_Supplied data:_

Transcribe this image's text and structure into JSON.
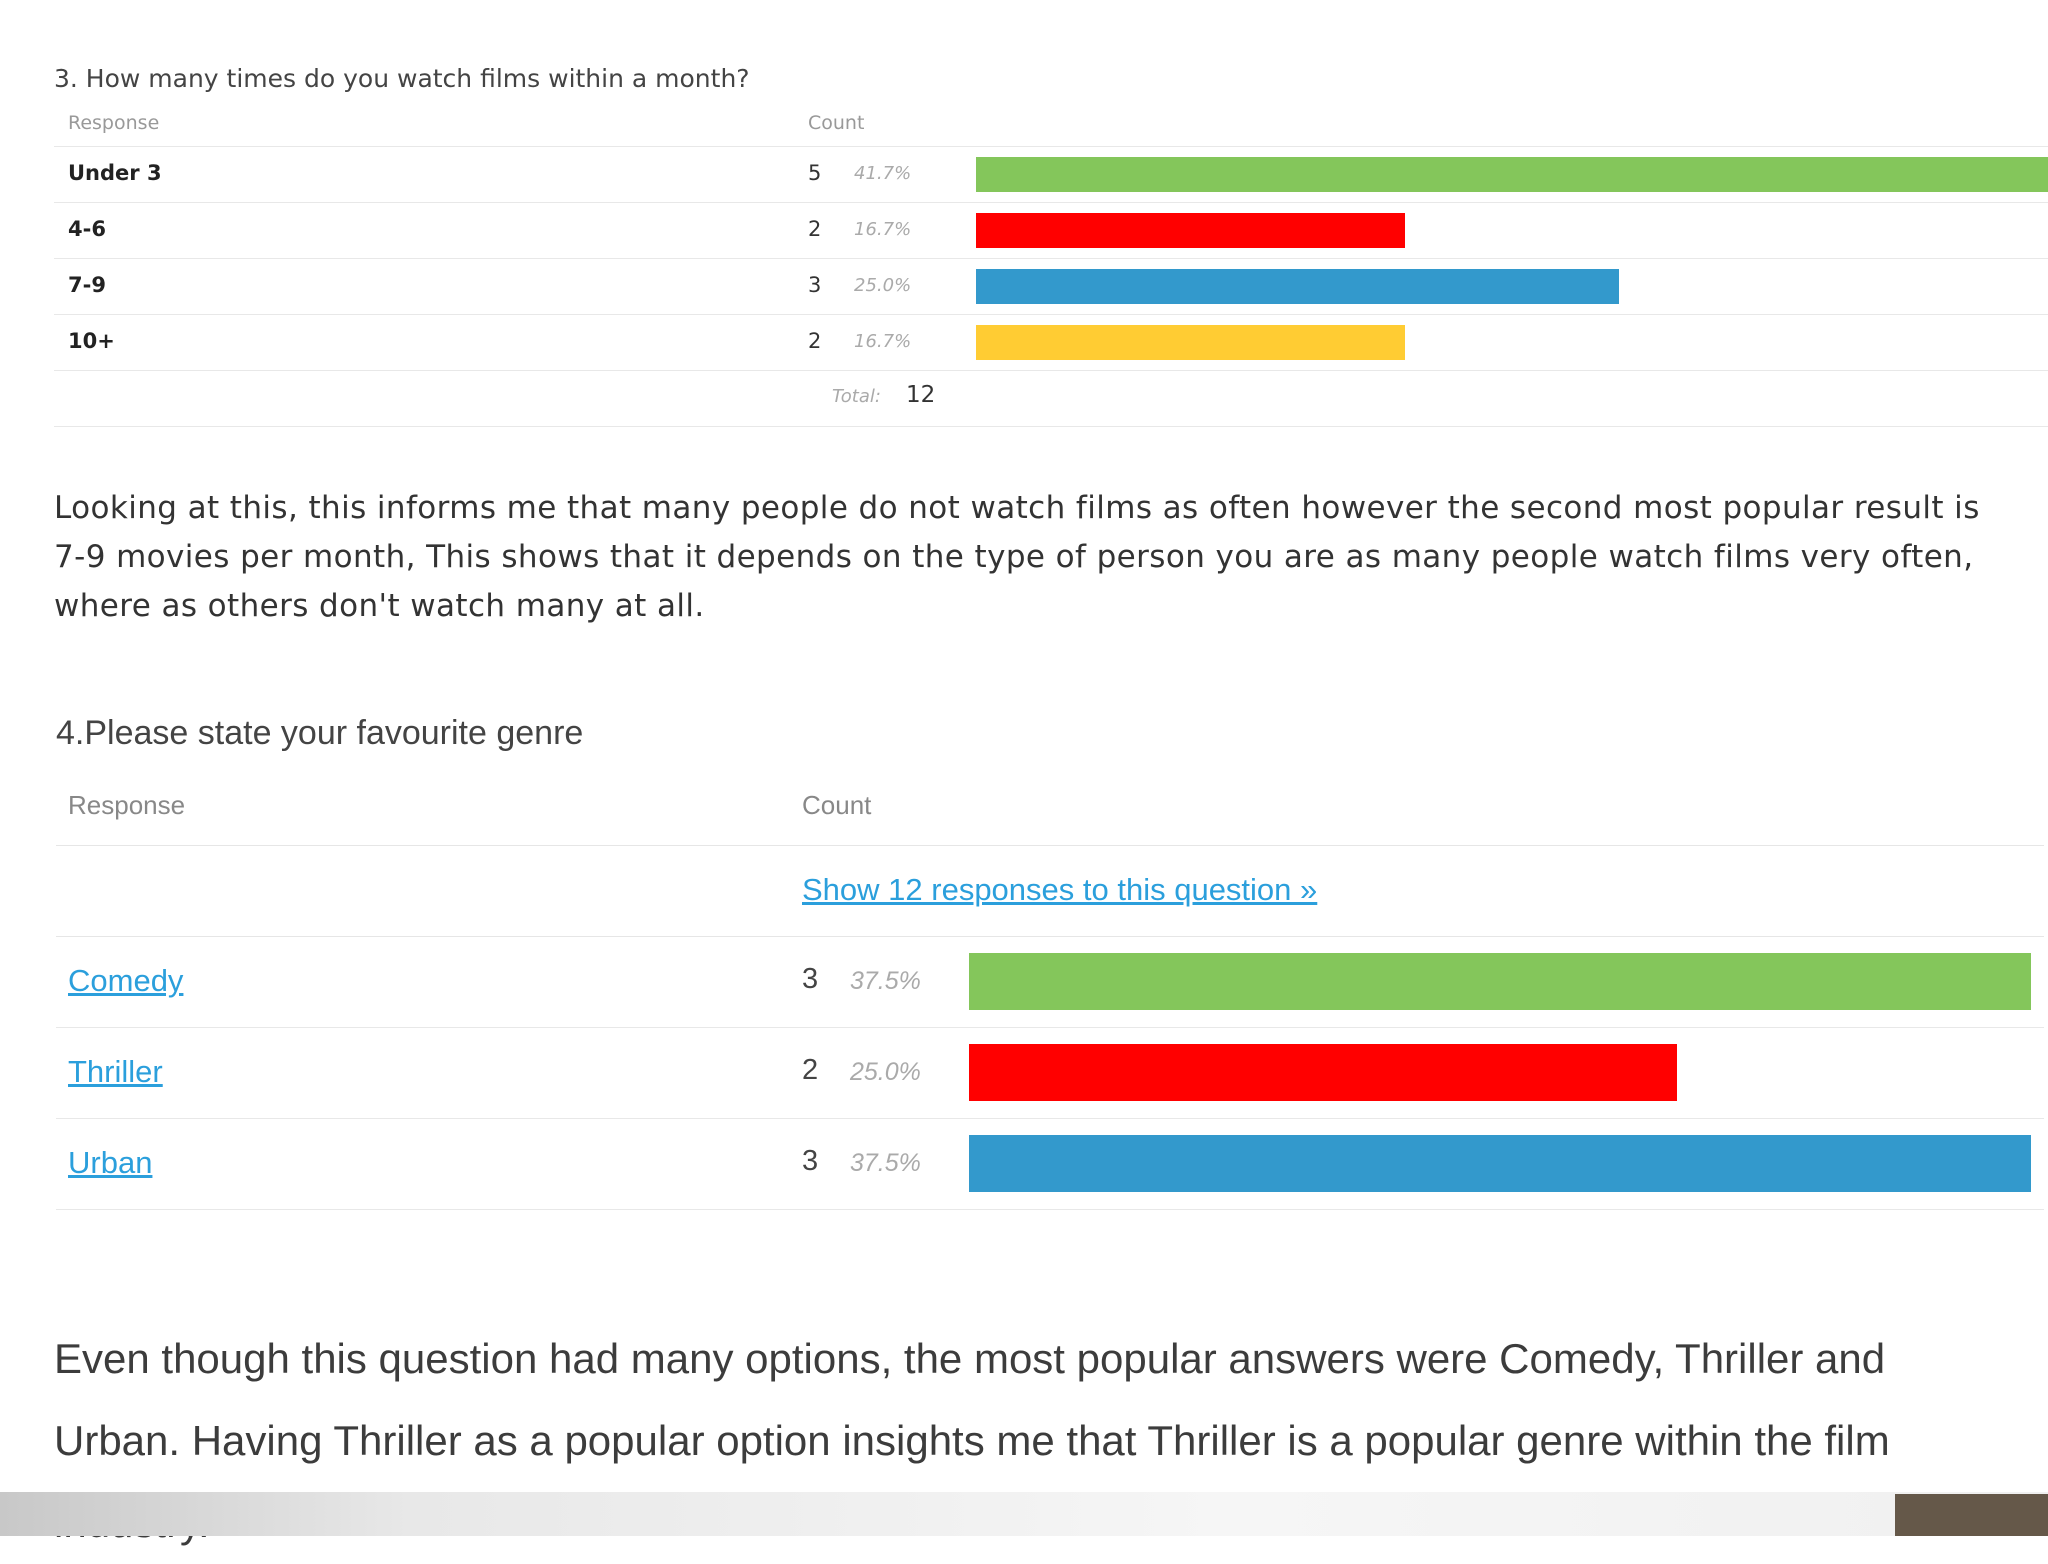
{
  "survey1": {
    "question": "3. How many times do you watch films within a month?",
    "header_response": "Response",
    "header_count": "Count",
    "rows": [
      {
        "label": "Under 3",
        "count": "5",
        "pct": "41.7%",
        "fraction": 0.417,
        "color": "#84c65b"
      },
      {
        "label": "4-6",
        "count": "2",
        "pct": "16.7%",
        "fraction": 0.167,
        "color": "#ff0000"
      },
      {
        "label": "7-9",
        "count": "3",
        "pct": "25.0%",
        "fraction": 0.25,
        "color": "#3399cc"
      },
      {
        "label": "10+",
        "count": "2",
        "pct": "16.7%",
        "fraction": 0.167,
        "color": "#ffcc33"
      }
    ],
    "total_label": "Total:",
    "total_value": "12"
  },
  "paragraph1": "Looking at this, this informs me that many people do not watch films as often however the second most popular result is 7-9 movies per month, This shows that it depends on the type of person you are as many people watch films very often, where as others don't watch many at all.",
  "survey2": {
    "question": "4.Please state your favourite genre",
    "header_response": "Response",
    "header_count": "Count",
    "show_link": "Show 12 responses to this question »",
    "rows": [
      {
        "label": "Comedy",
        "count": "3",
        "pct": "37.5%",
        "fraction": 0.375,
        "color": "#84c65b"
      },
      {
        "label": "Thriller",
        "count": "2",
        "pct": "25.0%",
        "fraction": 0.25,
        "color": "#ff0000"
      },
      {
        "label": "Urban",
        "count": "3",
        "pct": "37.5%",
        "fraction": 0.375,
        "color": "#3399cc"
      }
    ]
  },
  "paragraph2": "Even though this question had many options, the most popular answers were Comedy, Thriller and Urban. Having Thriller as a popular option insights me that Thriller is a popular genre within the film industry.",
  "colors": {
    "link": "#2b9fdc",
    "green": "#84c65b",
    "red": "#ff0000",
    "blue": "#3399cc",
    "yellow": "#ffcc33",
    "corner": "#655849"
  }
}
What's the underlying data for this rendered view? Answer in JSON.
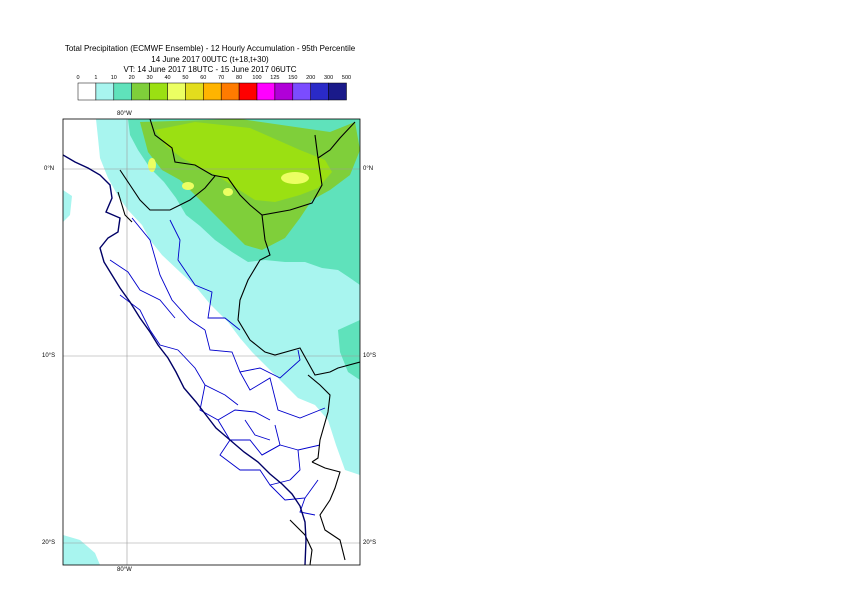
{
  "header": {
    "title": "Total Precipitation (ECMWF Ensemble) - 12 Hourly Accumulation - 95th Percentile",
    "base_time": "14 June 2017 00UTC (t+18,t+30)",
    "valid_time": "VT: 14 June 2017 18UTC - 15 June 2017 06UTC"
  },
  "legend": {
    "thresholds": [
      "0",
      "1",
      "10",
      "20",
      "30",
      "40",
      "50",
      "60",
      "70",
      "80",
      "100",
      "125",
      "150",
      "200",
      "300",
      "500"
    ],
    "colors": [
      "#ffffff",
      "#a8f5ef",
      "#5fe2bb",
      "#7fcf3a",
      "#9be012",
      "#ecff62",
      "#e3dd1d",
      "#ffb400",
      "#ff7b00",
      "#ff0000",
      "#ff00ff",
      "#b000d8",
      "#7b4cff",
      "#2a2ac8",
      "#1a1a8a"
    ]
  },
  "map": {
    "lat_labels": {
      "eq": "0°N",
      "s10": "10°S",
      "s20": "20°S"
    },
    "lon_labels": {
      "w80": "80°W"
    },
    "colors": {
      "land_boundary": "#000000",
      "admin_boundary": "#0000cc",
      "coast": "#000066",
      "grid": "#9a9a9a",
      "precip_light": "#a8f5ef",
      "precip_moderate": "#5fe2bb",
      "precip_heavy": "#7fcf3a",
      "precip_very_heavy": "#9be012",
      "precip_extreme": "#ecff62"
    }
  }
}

_What you will do:_ Without including any picture, retype the entries exactly.

_The completed task:_
Transcribe this image's text and structure into JSON.
{
  "survey1": {
    "question": "3. How many times do you watch films within a month?",
    "header_response": "Response",
    "header_count": "Count",
    "rows": [
      {
        "label": "Under 3",
        "count": "5",
        "pct": "41.7%",
        "fraction": 0.417,
        "color": "#84c65b"
      },
      {
        "label": "4-6",
        "count": "2",
        "pct": "16.7%",
        "fraction": 0.167,
        "color": "#ff0000"
      },
      {
        "label": "7-9",
        "count": "3",
        "pct": "25.0%",
        "fraction": 0.25,
        "color": "#3399cc"
      },
      {
        "label": "10+",
        "count": "2",
        "pct": "16.7%",
        "fraction": 0.167,
        "color": "#ffcc33"
      }
    ],
    "total_label": "Total:",
    "total_value": "12"
  },
  "paragraph1": "Looking at this, this informs me that many people do not watch films as often however the second most popular result is 7-9 movies per month, This shows that it depends on the type of person you are as many people watch films very often, where as others don't watch many at all.",
  "survey2": {
    "question": "4.Please state your favourite genre",
    "header_response": "Response",
    "header_count": "Count",
    "show_link": "Show 12 responses to this question »",
    "rows": [
      {
        "label": "Comedy",
        "count": "3",
        "pct": "37.5%",
        "fraction": 0.375,
        "color": "#84c65b"
      },
      {
        "label": "Thriller",
        "count": "2",
        "pct": "25.0%",
        "fraction": 0.25,
        "color": "#ff0000"
      },
      {
        "label": "Urban",
        "count": "3",
        "pct": "37.5%",
        "fraction": 0.375,
        "color": "#3399cc"
      }
    ]
  },
  "paragraph2": "Even though this question had many options, the most popular answers were Comedy, Thriller and Urban. Having Thriller as a popular option insights me that Thriller is a popular genre within the film industry.",
  "colors": {
    "link": "#2b9fdc",
    "green": "#84c65b",
    "red": "#ff0000",
    "blue": "#3399cc",
    "yellow": "#ffcc33",
    "corner": "#655849"
  }
}
What's the underlying data for this rendered view? Answer in JSON.
{
  "header": {
    "title": "Total Precipitation (ECMWF Ensemble) - 12 Hourly Accumulation - 95th Percentile",
    "base_time": "14 June 2017 00UTC (t+18,t+30)",
    "valid_time": "VT: 14 June 2017 18UTC - 15 June 2017 06UTC"
  },
  "legend": {
    "thresholds": [
      "0",
      "1",
      "10",
      "20",
      "30",
      "40",
      "50",
      "60",
      "70",
      "80",
      "100",
      "125",
      "150",
      "200",
      "300",
      "500"
    ],
    "colors": [
      "#ffffff",
      "#a8f5ef",
      "#5fe2bb",
      "#7fcf3a",
      "#9be012",
      "#ecff62",
      "#e3dd1d",
      "#ffb400",
      "#ff7b00",
      "#ff0000",
      "#ff00ff",
      "#b000d8",
      "#7b4cff",
      "#2a2ac8",
      "#1a1a8a"
    ]
  },
  "map": {
    "lat_labels": {
      "eq": "0°N",
      "s10": "10°S",
      "s20": "20°S"
    },
    "lon_labels": {
      "w80": "80°W"
    },
    "colors": {
      "land_boundary": "#000000",
      "admin_boundary": "#0000cc",
      "coast": "#000066",
      "grid": "#9a9a9a",
      "precip_light": "#a8f5ef",
      "precip_moderate": "#5fe2bb",
      "precip_heavy": "#7fcf3a",
      "precip_very_heavy": "#9be012",
      "precip_extreme": "#ecff62"
    }
  }
}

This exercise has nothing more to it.